◆ **What is being asked**
Look through the records below, and copy out every line that holds the string "content".

◆ **Records to use**
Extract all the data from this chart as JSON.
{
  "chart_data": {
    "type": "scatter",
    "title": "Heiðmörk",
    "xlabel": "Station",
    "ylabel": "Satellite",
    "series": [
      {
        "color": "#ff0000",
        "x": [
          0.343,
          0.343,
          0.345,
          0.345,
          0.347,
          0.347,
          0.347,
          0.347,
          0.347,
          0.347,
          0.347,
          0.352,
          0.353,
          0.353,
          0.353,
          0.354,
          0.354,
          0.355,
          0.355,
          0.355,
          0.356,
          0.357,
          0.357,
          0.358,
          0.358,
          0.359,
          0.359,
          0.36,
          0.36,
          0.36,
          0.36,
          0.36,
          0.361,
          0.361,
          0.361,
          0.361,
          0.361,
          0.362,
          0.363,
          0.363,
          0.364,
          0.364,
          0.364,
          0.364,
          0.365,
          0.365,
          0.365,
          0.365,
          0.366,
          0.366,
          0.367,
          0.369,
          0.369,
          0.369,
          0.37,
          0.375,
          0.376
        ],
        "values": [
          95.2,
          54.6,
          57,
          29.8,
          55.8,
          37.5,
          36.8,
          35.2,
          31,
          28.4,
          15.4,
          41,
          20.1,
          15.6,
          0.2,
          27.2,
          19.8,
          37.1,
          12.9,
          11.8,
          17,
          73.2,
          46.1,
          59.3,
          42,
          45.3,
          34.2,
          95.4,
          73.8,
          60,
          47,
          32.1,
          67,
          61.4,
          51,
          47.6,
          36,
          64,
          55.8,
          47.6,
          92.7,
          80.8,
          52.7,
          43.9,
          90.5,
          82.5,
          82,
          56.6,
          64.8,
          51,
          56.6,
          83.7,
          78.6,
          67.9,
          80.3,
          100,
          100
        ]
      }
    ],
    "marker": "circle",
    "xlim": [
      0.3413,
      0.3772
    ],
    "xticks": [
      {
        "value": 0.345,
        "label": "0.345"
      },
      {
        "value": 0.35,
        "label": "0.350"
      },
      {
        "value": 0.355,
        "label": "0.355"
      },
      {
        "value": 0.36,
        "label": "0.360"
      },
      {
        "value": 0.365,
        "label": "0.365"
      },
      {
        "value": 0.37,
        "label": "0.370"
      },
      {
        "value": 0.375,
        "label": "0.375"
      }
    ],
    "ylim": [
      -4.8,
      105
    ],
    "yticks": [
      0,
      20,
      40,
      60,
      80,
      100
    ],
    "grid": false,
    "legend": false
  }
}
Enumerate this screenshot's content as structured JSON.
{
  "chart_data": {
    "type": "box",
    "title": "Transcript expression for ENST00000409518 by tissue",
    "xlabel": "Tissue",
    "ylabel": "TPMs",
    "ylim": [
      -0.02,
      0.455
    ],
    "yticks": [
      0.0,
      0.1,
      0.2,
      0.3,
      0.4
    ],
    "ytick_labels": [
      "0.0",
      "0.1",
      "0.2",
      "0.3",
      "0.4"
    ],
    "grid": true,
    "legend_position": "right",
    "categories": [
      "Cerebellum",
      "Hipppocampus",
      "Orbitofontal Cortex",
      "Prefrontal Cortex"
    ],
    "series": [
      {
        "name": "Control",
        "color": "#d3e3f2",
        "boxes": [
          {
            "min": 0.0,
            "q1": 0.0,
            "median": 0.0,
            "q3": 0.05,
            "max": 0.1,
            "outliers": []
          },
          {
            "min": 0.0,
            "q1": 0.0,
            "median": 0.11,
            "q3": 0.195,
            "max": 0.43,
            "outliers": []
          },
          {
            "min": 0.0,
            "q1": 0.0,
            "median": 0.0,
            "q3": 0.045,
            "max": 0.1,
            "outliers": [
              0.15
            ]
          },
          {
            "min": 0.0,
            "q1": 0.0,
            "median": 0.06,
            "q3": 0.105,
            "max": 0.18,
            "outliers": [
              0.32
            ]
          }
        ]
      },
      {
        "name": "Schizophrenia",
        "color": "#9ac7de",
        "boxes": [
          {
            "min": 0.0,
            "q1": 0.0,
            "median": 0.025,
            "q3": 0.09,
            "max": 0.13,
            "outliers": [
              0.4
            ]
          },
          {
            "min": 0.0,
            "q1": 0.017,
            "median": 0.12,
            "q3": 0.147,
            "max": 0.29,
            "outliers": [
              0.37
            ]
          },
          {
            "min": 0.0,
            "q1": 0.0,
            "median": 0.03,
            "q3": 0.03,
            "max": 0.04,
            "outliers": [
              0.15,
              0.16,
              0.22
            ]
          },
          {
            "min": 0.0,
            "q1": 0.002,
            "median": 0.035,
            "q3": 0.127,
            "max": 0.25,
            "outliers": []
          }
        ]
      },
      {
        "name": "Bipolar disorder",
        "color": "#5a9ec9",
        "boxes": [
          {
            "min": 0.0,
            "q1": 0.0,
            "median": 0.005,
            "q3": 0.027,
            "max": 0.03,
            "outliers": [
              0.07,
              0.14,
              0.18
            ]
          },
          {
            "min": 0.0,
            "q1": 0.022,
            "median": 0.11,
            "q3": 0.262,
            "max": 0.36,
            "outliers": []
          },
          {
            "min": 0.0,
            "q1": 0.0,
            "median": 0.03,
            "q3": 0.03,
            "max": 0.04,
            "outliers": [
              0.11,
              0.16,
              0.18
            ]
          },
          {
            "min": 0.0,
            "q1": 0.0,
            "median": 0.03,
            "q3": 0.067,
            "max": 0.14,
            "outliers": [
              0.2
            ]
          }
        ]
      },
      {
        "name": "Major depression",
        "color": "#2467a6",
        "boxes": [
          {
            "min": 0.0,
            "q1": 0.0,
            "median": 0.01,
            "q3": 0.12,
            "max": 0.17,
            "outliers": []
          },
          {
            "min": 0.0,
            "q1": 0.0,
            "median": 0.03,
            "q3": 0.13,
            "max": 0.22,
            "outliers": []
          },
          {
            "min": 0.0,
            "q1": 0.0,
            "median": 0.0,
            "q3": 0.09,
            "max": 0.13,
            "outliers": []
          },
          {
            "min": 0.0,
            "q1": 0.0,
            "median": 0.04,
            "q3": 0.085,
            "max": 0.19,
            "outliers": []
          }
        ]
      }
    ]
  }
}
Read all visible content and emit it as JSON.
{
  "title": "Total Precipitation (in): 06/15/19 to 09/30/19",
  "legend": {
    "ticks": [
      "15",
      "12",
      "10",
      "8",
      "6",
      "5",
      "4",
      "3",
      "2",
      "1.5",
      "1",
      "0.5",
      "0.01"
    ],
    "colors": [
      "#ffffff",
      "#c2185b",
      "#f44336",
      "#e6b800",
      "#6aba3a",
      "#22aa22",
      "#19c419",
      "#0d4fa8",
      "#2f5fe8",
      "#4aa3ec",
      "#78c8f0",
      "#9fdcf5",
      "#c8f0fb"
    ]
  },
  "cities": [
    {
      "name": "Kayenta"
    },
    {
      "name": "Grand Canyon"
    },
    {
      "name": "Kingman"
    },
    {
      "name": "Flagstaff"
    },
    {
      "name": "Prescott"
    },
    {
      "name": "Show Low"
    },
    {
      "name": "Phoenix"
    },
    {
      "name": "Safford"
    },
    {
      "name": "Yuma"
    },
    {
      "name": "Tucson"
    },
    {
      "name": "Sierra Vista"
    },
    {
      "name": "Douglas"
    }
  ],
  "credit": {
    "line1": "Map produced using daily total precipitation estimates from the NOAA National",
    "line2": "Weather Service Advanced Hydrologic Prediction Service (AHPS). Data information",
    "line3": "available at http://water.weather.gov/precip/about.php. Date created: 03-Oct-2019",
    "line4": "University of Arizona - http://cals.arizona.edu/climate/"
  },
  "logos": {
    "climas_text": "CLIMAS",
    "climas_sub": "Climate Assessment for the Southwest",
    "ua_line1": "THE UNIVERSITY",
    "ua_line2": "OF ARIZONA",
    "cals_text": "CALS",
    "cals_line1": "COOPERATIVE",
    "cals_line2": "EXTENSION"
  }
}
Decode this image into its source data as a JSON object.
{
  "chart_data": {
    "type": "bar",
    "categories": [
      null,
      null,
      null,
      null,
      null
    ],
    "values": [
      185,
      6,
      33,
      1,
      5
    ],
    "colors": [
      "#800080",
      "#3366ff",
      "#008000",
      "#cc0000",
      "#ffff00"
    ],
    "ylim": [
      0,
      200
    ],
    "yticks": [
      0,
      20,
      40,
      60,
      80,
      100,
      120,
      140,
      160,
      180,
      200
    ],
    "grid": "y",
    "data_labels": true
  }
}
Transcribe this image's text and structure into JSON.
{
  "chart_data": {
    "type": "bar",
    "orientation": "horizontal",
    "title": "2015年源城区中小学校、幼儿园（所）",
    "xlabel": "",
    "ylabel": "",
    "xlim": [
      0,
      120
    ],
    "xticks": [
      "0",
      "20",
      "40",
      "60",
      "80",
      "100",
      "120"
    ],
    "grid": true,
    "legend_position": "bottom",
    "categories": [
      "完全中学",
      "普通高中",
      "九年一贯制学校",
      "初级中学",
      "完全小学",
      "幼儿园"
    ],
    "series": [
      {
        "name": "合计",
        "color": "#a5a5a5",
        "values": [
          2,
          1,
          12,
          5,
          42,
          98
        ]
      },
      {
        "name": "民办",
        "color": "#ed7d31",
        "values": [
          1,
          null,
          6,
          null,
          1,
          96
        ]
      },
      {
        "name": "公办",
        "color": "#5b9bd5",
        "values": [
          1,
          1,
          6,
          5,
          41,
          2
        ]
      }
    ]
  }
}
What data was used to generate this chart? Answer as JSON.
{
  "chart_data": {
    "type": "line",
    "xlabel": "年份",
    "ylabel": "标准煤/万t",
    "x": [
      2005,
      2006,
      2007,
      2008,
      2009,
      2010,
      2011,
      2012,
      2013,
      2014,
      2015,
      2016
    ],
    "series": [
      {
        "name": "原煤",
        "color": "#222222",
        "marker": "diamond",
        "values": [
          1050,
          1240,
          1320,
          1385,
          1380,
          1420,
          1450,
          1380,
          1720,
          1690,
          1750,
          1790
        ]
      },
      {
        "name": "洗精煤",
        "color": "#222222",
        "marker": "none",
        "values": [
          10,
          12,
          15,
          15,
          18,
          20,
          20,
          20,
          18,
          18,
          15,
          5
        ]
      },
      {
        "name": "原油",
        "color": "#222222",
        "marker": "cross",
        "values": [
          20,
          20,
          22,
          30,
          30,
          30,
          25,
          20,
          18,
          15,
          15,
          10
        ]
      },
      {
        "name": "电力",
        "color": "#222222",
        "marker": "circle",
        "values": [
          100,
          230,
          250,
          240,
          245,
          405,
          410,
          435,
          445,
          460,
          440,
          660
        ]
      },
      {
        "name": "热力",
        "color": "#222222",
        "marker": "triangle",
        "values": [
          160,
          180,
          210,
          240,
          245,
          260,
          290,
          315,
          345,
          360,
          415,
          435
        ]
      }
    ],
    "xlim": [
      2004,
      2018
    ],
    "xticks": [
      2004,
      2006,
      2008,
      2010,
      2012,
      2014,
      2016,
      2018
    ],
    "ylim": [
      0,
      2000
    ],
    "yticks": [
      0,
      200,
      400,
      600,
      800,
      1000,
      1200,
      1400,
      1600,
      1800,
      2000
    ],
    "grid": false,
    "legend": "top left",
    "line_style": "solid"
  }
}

◆ **Result below**
Enumerate this screenshot's content as structured JSON.
Read all visible content and emit it as JSON.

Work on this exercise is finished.